**Your instructions:** Copy each line exactly.

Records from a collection
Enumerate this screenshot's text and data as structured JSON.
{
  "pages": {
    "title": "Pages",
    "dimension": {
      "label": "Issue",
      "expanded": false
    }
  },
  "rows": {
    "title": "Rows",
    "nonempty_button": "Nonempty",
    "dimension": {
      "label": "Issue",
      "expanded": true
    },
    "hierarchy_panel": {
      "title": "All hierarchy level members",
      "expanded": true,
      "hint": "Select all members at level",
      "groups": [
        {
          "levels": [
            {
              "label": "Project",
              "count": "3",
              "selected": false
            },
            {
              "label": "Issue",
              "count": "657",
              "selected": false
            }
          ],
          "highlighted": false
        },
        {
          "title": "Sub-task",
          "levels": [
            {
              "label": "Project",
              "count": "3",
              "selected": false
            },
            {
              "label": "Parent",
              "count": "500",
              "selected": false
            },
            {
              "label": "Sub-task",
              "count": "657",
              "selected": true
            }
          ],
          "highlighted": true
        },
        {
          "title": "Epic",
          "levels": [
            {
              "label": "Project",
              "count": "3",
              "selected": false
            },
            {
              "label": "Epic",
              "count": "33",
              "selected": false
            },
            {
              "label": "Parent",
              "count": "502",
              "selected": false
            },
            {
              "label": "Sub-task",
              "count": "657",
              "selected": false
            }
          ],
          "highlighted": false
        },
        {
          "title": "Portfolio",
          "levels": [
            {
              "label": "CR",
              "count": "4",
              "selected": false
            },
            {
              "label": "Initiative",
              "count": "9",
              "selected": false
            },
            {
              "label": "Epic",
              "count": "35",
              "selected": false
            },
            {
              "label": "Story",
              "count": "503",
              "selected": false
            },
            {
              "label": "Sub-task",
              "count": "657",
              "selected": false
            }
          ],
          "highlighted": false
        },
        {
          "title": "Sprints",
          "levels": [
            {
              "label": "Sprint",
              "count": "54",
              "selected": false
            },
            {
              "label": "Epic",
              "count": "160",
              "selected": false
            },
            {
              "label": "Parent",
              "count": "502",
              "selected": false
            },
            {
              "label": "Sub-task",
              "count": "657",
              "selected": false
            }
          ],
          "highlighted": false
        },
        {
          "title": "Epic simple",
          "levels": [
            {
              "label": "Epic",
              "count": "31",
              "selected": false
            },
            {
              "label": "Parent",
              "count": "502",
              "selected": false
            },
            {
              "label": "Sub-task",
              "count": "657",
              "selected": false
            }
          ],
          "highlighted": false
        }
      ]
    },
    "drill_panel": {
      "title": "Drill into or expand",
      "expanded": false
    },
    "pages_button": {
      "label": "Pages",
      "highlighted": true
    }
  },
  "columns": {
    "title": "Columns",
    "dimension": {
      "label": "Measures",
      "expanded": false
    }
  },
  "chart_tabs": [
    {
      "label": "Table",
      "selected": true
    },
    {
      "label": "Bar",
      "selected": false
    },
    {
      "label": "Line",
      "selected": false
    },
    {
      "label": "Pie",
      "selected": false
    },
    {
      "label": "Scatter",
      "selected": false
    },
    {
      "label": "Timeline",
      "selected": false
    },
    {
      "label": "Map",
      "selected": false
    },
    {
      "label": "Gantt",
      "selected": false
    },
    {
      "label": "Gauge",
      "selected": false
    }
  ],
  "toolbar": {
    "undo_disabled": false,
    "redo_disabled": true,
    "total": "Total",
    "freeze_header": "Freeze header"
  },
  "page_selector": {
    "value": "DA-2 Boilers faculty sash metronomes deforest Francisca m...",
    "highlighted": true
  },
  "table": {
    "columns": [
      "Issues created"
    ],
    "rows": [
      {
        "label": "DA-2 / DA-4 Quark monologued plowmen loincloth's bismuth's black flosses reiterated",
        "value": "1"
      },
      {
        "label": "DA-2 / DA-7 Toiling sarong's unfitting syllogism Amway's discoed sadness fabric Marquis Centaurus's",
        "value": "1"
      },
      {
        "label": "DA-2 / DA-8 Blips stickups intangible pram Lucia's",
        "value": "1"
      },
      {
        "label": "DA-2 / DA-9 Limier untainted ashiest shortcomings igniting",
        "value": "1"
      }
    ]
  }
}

**Answer to the task:**
Enumerate this screenshot's text and data as structured JSON.
{
  "pages": {
    "title": "Pages",
    "dimension": {
      "label": "Issue",
      "expanded": false
    }
  },
  "rows": {
    "title": "Rows",
    "nonempty_button": "Nonempty",
    "dimension": {
      "label": "Issue",
      "expanded": true
    },
    "hierarchy_panel": {
      "title": "All hierarchy level members",
      "expanded": true,
      "hint": "Select all members at level",
      "groups": [
        {
          "levels": [
            {
              "label": "Project",
              "count": "3",
              "selected": false
            },
            {
              "label": "Issue",
              "count": "657",
              "selected": false
            }
          ],
          "highlighted": false
        },
        {
          "title": "Sub-task",
          "levels": [
            {
              "label": "Project",
              "count": "3",
              "selected": false
            },
            {
              "label": "Parent",
              "count": "500",
              "selected": false
            },
            {
              "label": "Sub-task",
              "count": "657",
              "selected": true
            }
          ],
          "highlighted": true
        },
        {
          "title": "Epic",
          "levels": [
            {
              "label": "Project",
              "count": "3",
              "selected": false
            },
            {
              "label": "Epic",
              "count": "33",
              "selected": false
            },
            {
              "label": "Parent",
              "count": "502",
              "selected": false
            },
            {
              "label": "Sub-task",
              "count": "657",
              "selected": false
            }
          ],
          "highlighted": false
        },
        {
          "title": "Portfolio",
          "levels": [
            {
              "label": "CR",
              "count": "4",
              "selected": false
            },
            {
              "label": "Initiative",
              "count": "9",
              "selected": false
            },
            {
              "label": "Epic",
              "count": "35",
              "selected": false
            },
            {
              "label": "Story",
              "count": "503",
              "selected": false
            },
            {
              "label": "Sub-task",
              "count": "657",
              "selected": false
            }
          ],
          "highlighted": false
        },
        {
          "title": "Sprints",
          "levels": [
            {
              "label": "Sprint",
              "count": "54",
              "selected": false
            },
            {
              "label": "Epic",
              "count": "160",
              "selected": false
            },
            {
              "label": "Parent",
              "count": "502",
              "selected": false
            },
            {
              "label": "Sub-task",
              "count": "657",
              "selected": false
            }
          ],
          "highlighted": false
        },
        {
          "title": "Epic simple",
          "levels": [
            {
              "label": "Epic",
              "count": "31",
              "selected": false
            },
            {
              "label": "Parent",
              "count": "502",
              "selected": false
            },
            {
              "label": "Sub-task",
              "count": "657",
              "selected": false
            }
          ],
          "highlighted": false
        }
      ]
    },
    "drill_panel": {
      "title": "Drill into or expand",
      "expanded": false
    },
    "pages_button": {
      "label": "Pages",
      "highlighted": true
    }
  },
  "columns": {
    "title": "Columns",
    "dimension": {
      "label": "Measures",
      "expanded": false
    }
  },
  "chart_tabs": [
    {
      "label": "Table",
      "selected": true
    },
    {
      "label": "Bar",
      "selected": false
    },
    {
      "label": "Line",
      "selected": false
    },
    {
      "label": "Pie",
      "selected": false
    },
    {
      "label": "Scatter",
      "selected": false
    },
    {
      "label": "Timeline",
      "selected": false
    },
    {
      "label": "Map",
      "selected": false
    },
    {
      "label": "Gantt",
      "selected": false
    },
    {
      "label": "Gauge",
      "selected": false
    }
  ],
  "toolbar": {
    "undo_disabled": false,
    "redo_disabled": true,
    "total": "Total",
    "freeze_header": "Freeze header"
  },
  "page_selector": {
    "value": "DA-2 Boilers faculty sash metronomes deforest Francisca m...",
    "highlighted": true
  },
  "table": {
    "columns": [
      "Issues created"
    ],
    "rows": [
      {
        "label": "DA-2 / DA-4 Quark monologued plowmen loincloth's bismuth's black flosses reiterated",
        "value": "1"
      },
      {
        "label": "DA-2 / DA-7 Toiling sarong's unfitting syllogism Amway's discoed sadness fabric Marquis Centaurus's",
        "value": "1"
      },
      {
        "label": "DA-2 / DA-8 Blips stickups intangible pram Lucia's",
        "value": "1"
      },
      {
        "label": "DA-2 / DA-9 Limier untainted ashiest shortcomings igniting",
        "value": "1"
      }
    ]
  }
}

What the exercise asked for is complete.